### Figure collection entries
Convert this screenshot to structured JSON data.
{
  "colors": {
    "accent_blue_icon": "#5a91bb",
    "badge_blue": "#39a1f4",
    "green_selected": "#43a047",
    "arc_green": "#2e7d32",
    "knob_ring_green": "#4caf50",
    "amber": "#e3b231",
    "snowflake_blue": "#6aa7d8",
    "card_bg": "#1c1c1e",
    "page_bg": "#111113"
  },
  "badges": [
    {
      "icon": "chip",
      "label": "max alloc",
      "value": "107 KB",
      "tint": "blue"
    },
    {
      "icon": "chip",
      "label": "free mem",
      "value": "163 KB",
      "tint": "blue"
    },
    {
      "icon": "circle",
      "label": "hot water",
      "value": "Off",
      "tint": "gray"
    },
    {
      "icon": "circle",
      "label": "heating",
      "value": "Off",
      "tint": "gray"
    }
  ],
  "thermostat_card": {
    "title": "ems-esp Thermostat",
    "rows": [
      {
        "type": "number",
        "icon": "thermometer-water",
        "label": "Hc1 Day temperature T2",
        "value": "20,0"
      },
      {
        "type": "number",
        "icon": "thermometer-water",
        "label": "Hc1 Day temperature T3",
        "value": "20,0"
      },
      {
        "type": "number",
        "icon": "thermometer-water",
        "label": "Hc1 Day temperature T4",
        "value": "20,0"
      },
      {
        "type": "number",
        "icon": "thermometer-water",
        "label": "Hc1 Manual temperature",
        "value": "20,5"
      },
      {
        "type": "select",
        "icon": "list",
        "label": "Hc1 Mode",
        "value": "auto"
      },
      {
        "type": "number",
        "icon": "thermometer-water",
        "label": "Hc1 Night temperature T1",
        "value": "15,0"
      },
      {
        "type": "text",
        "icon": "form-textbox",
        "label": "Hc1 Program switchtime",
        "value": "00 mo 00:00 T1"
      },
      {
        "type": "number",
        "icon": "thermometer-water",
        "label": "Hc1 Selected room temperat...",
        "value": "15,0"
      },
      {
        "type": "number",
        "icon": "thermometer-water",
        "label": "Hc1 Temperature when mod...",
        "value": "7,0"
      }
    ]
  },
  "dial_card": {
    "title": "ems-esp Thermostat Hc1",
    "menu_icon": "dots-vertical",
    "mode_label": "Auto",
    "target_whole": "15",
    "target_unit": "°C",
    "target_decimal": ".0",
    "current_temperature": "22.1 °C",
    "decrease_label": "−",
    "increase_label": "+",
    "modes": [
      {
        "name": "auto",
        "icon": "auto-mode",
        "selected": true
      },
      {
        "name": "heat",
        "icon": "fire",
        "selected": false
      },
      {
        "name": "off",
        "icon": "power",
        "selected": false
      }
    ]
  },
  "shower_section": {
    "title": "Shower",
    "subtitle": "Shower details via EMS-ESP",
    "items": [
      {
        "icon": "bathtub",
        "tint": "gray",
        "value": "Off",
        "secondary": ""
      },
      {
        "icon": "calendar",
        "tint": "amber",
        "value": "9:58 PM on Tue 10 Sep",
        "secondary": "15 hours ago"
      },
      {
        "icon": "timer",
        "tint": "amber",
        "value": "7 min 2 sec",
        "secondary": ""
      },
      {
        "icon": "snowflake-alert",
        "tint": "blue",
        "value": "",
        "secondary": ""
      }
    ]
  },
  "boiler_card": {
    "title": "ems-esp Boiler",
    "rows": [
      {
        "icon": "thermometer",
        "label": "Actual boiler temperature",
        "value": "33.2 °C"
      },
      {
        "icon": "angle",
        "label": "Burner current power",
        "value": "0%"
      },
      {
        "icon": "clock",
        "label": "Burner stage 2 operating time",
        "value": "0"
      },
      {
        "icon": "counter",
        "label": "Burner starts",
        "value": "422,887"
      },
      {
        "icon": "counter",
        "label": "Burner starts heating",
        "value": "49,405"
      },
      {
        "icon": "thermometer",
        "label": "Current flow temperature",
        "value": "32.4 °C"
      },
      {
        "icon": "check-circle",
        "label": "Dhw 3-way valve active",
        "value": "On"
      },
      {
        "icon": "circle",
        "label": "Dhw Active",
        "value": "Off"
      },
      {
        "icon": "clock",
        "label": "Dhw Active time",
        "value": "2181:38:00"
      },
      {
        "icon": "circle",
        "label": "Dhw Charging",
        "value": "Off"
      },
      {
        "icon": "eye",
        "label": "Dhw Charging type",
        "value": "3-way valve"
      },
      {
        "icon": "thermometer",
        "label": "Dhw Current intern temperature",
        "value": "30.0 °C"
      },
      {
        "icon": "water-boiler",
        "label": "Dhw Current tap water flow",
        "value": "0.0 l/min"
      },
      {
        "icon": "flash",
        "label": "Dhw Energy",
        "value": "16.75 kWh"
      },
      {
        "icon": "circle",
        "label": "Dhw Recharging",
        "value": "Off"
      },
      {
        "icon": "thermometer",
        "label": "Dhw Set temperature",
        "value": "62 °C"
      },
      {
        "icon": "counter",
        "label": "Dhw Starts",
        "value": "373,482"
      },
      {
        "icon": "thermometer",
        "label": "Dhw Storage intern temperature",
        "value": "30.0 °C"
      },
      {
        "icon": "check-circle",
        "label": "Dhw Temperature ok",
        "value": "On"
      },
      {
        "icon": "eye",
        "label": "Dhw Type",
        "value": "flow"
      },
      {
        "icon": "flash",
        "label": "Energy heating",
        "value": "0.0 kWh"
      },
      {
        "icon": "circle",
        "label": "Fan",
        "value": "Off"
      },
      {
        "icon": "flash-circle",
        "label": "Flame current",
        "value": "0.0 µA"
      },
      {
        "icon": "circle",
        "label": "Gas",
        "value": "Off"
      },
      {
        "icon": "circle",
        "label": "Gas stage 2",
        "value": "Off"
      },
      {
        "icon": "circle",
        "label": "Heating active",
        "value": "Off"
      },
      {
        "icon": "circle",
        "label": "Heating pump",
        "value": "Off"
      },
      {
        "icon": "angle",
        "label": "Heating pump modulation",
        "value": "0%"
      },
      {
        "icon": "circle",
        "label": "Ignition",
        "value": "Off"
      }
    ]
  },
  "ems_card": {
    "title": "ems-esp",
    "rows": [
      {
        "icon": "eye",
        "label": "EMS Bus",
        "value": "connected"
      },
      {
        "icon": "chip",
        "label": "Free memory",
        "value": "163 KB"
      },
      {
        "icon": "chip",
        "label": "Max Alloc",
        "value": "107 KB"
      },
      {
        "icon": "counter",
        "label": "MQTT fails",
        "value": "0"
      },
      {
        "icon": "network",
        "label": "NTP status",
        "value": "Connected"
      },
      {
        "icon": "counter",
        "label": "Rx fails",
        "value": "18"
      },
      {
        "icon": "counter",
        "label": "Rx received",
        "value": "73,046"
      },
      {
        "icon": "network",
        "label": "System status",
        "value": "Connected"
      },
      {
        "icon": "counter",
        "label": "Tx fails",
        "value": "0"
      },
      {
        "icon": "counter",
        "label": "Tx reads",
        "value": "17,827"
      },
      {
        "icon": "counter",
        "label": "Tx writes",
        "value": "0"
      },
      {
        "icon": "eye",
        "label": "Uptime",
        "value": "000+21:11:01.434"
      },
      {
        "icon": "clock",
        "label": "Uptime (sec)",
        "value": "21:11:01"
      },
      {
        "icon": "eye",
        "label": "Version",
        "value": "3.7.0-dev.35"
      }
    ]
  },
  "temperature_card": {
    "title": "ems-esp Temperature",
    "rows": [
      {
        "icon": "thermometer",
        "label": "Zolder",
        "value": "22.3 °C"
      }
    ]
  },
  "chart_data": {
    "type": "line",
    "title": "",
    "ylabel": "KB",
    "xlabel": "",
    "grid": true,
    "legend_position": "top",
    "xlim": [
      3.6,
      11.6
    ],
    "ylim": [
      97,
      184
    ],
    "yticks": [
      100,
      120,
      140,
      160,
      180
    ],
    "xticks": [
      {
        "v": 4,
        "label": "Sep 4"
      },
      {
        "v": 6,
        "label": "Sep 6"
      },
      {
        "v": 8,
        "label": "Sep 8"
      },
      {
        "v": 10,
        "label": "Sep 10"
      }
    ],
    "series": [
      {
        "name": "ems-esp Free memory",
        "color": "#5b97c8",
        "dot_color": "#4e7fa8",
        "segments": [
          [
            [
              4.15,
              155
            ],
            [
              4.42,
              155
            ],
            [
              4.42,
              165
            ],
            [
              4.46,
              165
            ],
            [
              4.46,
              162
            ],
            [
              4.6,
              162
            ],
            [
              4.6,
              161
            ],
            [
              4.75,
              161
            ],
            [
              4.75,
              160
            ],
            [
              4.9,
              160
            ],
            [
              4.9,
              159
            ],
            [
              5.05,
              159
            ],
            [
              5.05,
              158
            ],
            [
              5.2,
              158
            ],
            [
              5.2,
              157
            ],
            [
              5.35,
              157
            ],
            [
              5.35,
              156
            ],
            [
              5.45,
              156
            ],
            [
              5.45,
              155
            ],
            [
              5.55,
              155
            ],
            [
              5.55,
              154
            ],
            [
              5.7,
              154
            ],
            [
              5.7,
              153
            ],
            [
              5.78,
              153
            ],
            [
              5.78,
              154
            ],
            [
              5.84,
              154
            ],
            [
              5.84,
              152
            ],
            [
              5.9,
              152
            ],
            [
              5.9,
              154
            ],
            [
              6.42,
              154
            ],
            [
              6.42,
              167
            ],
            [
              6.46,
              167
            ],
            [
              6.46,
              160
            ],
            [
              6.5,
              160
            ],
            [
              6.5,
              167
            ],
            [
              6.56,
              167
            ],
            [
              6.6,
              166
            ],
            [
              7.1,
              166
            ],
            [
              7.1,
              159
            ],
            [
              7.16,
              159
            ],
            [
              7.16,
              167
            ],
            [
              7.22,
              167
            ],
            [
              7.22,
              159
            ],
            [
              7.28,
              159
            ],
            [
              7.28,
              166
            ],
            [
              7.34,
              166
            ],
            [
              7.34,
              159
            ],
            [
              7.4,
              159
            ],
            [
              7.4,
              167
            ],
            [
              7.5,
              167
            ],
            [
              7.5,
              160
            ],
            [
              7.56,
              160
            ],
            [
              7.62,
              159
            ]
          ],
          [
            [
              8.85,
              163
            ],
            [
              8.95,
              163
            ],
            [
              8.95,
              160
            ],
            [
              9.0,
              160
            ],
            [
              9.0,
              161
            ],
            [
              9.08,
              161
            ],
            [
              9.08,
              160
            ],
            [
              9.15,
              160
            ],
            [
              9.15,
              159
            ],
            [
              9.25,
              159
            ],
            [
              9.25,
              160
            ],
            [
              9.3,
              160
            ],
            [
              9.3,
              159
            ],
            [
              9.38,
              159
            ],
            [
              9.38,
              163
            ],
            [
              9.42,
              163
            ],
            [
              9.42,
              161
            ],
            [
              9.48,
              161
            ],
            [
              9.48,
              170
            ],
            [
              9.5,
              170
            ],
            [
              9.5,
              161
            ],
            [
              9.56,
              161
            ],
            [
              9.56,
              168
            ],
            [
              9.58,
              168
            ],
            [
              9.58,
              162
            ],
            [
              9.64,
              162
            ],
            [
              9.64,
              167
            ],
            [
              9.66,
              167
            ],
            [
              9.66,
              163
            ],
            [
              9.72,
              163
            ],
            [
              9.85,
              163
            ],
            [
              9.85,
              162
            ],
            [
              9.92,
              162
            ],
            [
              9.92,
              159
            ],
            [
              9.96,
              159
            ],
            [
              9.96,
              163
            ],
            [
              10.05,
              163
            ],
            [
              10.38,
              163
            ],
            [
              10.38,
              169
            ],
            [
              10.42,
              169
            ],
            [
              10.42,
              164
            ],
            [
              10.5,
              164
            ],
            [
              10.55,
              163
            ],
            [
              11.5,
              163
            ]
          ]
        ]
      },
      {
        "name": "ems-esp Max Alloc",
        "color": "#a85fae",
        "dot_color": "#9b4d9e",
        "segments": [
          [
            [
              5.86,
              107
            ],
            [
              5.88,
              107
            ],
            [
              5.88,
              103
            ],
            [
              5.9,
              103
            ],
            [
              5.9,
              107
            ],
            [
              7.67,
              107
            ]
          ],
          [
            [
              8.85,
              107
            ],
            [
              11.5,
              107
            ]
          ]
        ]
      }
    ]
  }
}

### The exercise
Return from the data every line that holds "pump".

### Worked answer
        "label": "Heating pump",
        "label": "Heating pump modulation",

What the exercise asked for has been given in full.